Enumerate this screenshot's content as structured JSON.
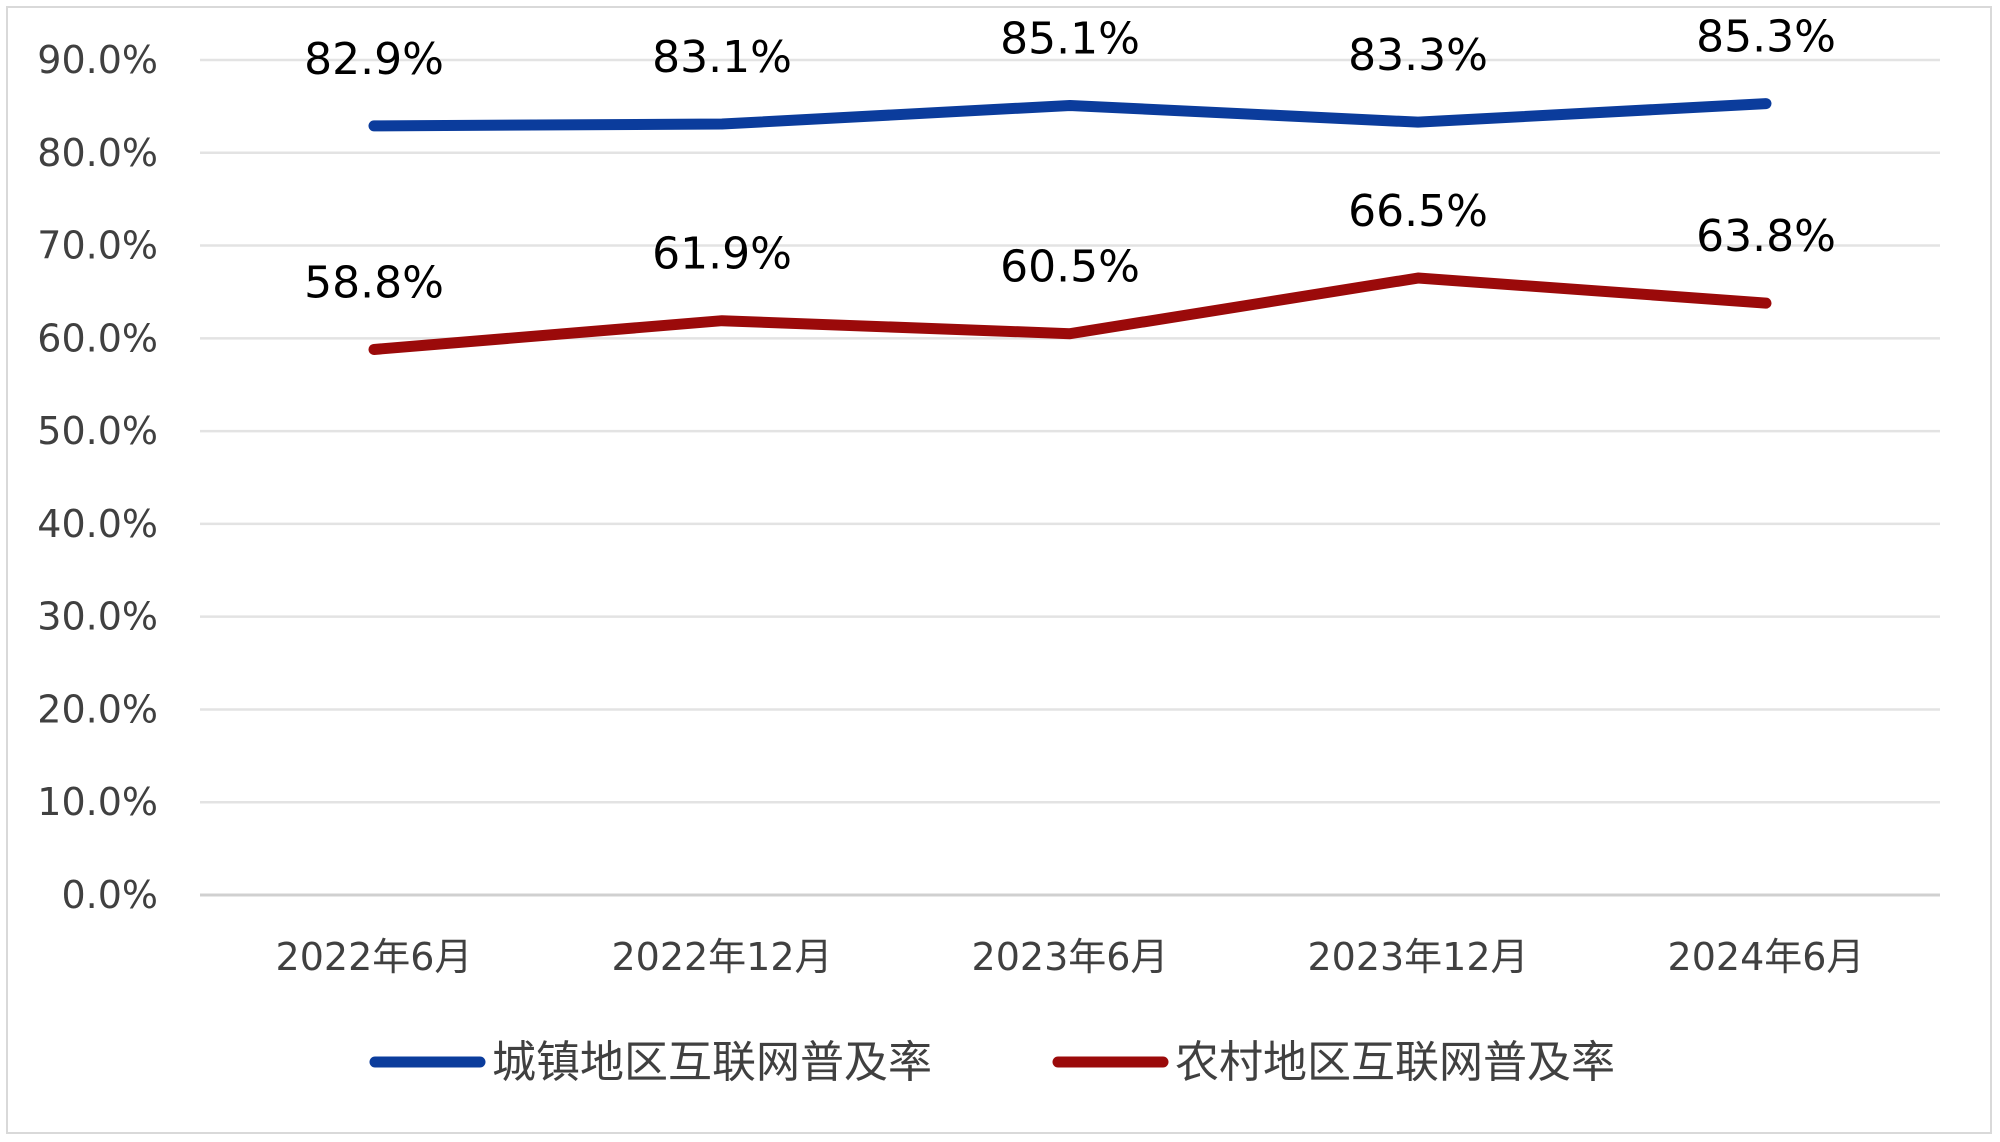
{
  "chart_data": {
    "type": "line",
    "title": "",
    "xlabel": "",
    "ylabel": "",
    "categories": [
      "2022年6月",
      "2022年12月",
      "2023年6月",
      "2023年12月",
      "2024年6月"
    ],
    "ylim": [
      0,
      90
    ],
    "yticks": [
      "0.0%",
      "10.0%",
      "20.0%",
      "30.0%",
      "40.0%",
      "50.0%",
      "60.0%",
      "70.0%",
      "80.0%",
      "90.0%"
    ],
    "grid": true,
    "legend_position": "bottom",
    "series": [
      {
        "name": "城镇地区互联网普及率",
        "color": "#0b3c9c",
        "values": [
          82.9,
          83.1,
          85.1,
          83.3,
          85.3
        ],
        "labels": [
          "82.9%",
          "83.1%",
          "85.1%",
          "83.3%",
          "85.3%"
        ]
      },
      {
        "name": "农村地区互联网普及率",
        "color": "#9b0a0a",
        "values": [
          58.8,
          61.9,
          60.5,
          66.5,
          63.8
        ],
        "labels": [
          "58.8%",
          "61.9%",
          "60.5%",
          "66.5%",
          "63.8%"
        ]
      }
    ]
  }
}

■ Exercise
Transcribe all the lines above exactly, apart from the pictures.

■ Written solution
Enumerate this screenshot's content as structured JSON.
{
  "chart_data": {
    "type": "line",
    "title": "",
    "xlabel": "",
    "ylabel": "",
    "categories": [
      "2022年6月",
      "2022年12月",
      "2023年6月",
      "2023年12月",
      "2024年6月"
    ],
    "ylim": [
      0,
      90
    ],
    "yticks": [
      "0.0%",
      "10.0%",
      "20.0%",
      "30.0%",
      "40.0%",
      "50.0%",
      "60.0%",
      "70.0%",
      "80.0%",
      "90.0%"
    ],
    "grid": true,
    "legend_position": "bottom",
    "series": [
      {
        "name": "城镇地区互联网普及率",
        "color": "#0b3c9c",
        "values": [
          82.9,
          83.1,
          85.1,
          83.3,
          85.3
        ],
        "labels": [
          "82.9%",
          "83.1%",
          "85.1%",
          "83.3%",
          "85.3%"
        ]
      },
      {
        "name": "农村地区互联网普及率",
        "color": "#9b0a0a",
        "values": [
          58.8,
          61.9,
          60.5,
          66.5,
          63.8
        ],
        "labels": [
          "58.8%",
          "61.9%",
          "60.5%",
          "66.5%",
          "63.8%"
        ]
      }
    ]
  }
}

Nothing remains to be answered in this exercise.